- Sezione del documento
====

Centri di ascolto Caritas: calano gli stranieri e la povertà non diminuisce

Nel sud Italia il sorpasso è già avvenuto e probabilmente tra non molto ci sarà anche da noi. Secondo il Rapporto 2016 di Caritas nazionale sulla povertà, nel corso degli anni è calato il numero degli utenti stranieri. A Prato, nei primi sei mesi del 2016, gli immigrati che si sono presentati in uno dei 26 Centri di ascolto parrocchiali esistenti sul territorio pratese rappresentano il 61,5% del totale (1108 persone), mentre gli italiani sono il 38,5% (695). Rispetto ai numeri registrati quando la crisi economica iniziò a «picchiare» più forte, le differenze sono evidenti: nel 2009 gli immigrati erano addirittura il 75% degli utenti Caritas. Già due anni dopo, nel 2011, scesero al 67,8%. Di questo passo arriveremo al pareggio nel giro di un paio d’anni.

====

- Estratti dei dati
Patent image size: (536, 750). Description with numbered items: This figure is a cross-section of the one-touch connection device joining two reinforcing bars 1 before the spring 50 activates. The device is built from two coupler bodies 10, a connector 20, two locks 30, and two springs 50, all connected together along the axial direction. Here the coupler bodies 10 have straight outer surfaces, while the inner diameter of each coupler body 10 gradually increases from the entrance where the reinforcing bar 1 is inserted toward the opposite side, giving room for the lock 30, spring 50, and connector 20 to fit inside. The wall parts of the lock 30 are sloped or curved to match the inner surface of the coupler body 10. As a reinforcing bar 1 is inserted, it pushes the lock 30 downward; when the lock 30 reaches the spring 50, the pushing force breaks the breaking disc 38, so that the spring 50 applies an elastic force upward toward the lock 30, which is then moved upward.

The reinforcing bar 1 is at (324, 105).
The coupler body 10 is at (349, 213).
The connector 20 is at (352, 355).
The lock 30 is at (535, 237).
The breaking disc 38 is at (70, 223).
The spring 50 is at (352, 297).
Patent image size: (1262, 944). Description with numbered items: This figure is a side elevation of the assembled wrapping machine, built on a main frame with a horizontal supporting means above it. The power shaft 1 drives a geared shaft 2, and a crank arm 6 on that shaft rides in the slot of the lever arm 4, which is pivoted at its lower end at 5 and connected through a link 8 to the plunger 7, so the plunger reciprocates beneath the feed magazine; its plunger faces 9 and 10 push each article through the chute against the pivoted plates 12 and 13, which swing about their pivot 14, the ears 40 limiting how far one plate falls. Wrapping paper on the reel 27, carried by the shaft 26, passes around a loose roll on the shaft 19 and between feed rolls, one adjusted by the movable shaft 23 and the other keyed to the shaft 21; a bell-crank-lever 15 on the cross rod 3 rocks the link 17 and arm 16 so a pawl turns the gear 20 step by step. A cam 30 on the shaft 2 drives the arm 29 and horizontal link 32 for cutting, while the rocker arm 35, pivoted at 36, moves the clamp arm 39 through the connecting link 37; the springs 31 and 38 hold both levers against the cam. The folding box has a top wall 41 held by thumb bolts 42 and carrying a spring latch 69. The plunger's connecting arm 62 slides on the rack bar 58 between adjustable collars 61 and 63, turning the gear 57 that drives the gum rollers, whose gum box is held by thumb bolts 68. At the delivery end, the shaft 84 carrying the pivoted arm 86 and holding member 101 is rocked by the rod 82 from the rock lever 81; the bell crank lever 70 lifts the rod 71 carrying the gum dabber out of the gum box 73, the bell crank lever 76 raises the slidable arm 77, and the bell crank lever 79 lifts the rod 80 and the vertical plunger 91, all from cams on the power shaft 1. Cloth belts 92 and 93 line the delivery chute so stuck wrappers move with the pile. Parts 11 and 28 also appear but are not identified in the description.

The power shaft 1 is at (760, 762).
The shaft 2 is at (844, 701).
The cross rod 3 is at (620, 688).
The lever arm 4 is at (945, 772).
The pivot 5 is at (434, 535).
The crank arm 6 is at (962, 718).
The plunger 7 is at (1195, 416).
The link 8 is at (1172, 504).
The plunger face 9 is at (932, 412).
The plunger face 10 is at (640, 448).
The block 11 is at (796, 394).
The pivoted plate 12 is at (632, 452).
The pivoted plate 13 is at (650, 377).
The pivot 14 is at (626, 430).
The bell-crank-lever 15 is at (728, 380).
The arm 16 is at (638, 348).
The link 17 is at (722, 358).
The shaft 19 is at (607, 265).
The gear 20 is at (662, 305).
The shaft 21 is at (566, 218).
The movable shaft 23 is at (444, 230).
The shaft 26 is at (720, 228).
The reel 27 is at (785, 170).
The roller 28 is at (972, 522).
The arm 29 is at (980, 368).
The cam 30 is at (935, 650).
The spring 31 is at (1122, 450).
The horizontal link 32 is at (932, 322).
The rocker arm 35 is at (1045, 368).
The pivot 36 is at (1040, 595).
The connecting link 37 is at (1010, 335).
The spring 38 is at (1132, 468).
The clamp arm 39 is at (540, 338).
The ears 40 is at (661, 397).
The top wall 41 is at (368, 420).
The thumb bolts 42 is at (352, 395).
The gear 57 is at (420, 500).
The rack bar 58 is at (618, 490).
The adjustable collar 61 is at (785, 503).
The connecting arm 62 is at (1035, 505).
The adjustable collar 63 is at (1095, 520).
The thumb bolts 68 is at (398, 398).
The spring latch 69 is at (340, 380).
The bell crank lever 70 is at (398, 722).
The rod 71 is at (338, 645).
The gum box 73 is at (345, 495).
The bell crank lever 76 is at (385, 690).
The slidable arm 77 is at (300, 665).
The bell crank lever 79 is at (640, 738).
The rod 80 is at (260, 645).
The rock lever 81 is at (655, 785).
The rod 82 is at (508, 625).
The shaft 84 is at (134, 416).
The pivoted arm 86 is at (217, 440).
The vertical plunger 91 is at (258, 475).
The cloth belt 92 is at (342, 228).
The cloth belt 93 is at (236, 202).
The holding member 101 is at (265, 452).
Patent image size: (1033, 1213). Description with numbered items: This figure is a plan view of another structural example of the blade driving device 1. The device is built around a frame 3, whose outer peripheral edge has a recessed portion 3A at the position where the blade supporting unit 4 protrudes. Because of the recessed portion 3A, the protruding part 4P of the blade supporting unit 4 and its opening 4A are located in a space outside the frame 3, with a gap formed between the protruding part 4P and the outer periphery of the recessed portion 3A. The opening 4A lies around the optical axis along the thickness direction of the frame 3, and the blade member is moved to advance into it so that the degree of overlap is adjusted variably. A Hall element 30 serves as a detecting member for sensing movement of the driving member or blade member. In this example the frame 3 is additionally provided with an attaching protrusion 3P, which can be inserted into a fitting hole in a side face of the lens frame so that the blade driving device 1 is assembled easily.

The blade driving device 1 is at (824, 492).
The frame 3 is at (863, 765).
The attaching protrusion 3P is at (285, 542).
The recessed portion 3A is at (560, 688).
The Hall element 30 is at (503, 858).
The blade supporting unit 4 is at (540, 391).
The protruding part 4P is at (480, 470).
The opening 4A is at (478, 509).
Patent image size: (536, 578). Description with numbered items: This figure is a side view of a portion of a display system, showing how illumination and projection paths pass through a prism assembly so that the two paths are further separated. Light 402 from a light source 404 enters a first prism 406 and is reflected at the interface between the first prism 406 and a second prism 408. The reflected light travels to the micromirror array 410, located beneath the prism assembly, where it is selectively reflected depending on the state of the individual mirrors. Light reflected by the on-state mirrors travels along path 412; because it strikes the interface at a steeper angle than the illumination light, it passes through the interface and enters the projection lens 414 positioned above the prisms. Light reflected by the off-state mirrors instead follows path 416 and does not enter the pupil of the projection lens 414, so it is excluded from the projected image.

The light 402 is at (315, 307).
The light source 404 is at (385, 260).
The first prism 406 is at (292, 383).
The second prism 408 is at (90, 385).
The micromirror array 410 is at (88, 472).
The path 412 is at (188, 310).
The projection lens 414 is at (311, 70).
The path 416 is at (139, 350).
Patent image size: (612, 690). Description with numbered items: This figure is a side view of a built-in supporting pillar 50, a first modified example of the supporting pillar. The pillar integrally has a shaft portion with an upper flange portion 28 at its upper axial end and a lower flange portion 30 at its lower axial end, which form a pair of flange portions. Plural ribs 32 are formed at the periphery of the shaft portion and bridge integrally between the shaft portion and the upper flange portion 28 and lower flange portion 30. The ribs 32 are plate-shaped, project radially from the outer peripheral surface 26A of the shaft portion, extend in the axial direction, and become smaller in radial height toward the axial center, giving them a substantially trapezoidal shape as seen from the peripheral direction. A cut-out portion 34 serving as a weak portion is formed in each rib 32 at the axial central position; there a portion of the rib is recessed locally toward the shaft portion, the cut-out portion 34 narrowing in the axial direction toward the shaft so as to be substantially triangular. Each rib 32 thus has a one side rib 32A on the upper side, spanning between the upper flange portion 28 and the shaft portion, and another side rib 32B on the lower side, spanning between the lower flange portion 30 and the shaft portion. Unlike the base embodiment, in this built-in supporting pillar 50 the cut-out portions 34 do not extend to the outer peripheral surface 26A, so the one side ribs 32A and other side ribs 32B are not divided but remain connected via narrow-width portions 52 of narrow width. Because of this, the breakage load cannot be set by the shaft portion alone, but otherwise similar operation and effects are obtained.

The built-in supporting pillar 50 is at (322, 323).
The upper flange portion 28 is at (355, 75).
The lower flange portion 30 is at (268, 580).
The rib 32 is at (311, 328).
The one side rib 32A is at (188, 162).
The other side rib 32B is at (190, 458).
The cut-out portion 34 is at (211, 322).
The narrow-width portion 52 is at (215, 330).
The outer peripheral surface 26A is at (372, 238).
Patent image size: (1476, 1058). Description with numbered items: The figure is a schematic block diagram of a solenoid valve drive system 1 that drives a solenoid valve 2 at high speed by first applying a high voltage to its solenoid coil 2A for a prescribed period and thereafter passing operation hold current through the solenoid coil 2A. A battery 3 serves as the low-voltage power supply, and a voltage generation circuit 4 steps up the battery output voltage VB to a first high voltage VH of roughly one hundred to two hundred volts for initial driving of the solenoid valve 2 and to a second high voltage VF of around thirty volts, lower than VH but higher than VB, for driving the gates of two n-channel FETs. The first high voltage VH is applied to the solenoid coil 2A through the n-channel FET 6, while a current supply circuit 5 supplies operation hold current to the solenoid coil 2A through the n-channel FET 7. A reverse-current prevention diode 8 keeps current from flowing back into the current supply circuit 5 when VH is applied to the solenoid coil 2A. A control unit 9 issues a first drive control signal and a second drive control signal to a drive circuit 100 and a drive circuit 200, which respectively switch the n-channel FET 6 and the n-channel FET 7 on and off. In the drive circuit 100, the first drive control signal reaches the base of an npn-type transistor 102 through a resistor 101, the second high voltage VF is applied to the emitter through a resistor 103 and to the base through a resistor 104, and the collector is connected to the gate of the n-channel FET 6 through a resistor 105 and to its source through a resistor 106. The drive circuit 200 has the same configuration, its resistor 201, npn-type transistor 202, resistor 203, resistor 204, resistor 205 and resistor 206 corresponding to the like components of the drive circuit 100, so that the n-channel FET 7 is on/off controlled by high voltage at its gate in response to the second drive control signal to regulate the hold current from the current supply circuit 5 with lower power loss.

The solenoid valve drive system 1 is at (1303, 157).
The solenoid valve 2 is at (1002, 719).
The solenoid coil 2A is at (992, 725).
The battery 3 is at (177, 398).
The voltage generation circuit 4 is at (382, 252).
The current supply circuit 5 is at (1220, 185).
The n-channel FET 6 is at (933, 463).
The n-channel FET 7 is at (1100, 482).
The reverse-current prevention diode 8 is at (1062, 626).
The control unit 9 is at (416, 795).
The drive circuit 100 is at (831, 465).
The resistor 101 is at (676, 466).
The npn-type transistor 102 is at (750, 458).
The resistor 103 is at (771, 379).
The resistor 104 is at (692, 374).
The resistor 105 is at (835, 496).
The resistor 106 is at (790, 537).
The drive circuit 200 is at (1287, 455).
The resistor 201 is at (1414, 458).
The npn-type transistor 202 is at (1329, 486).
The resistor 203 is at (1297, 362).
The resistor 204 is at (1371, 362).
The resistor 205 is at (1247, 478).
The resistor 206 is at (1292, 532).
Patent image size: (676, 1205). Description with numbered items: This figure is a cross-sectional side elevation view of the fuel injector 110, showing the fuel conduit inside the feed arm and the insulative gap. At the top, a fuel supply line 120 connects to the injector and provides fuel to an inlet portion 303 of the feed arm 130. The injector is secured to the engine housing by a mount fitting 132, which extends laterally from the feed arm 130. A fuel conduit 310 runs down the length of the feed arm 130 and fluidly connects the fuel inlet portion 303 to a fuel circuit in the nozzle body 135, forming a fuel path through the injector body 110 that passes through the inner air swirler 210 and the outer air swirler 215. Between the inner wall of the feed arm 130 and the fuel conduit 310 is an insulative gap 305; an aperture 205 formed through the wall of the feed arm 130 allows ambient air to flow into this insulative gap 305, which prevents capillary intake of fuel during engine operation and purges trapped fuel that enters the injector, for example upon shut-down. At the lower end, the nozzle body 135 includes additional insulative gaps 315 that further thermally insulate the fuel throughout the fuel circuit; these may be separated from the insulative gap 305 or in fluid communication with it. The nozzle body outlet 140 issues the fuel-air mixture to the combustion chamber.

====

- Consegna 1
Riscrivi come elenco puntato il paragrafo del testo sui Centri di ascolto Caritas che comincia con «Nel sud Italia il sorpasso». Conserva i dati principali.
- Consegna 2
Rispondi a queste domande sul testo sui Centri di ascolto Caritas:
(a) Quanti Centri di ascolto parrocchiali ci sono sul territorio pratese?
(b) Quale percentuale degli utenti Caritas era formata da immigrati nel 2009?
(c) Quanti italiani si sono presentati ai Centri nei primi sei mesi del 2016?
- Consegna 3
Prosegui il testo sui Centri di ascolto Caritas partendo dalla sua ultima frase.

- Risposta 1
- Secondo il Rapporto 2016 di Caritas nazionale sulla povertà, negli anni gli utenti stranieri sono diminuiti.
- Nel sud Italia il sorpasso è già avvenuto. A Prato probabilmente avverrà presto.
- A Prato, nei primi sei mesi del 2016, ci sono 26 Centri di ascolto parrocchiali. Gli immigrati sono il 61,5% degli utenti (1108 persone) e gli italiani il 38,5% (695).
- Nel 2009 gli immigrati erano il 75% degli utenti Caritas.
- Nel 2011 erano scesi al 67,8%.
- Con questo andamento si arriverà al pareggio in un paio d'anni.

- Risposta 2
(a) 26.
(b) Il 75%.
(c) 695.

- Risposta 3
 

Per la direttrice della Caritas diocesana Idalia Venco questi dati confermano un trend in atto ormai da qualche tempo: la mancanza di lavoro rende poco appetibile la nostra città e il suo distretto. Se gli stranieri si affacciano meno ai centri parrocchiali è perché in alcuni casi avrebbero deciso di lasciare la città. «Non per tornare a casa – spiega Venco – ma per andare ad esempio a lavorare in Germania o in altri Paesi. Non abbiamo dati precisi su questo fenomeno – afferma -, possiamo dirlo perché non poche famiglie che seguiamo da tempo lo hanno fatto».

 

Nei Centri d’ascolto, le nazionalità straniere più presenti sono quella marocchina (223 persone), albanese (213), nigeriana (163), romena (120) e cinese (61). Le differenze più vistose rispetto al primo semestre del 2015 riguardano la presenza di cinesi, crollata del 54,5%. Mentre crescono i romeni +10,1%.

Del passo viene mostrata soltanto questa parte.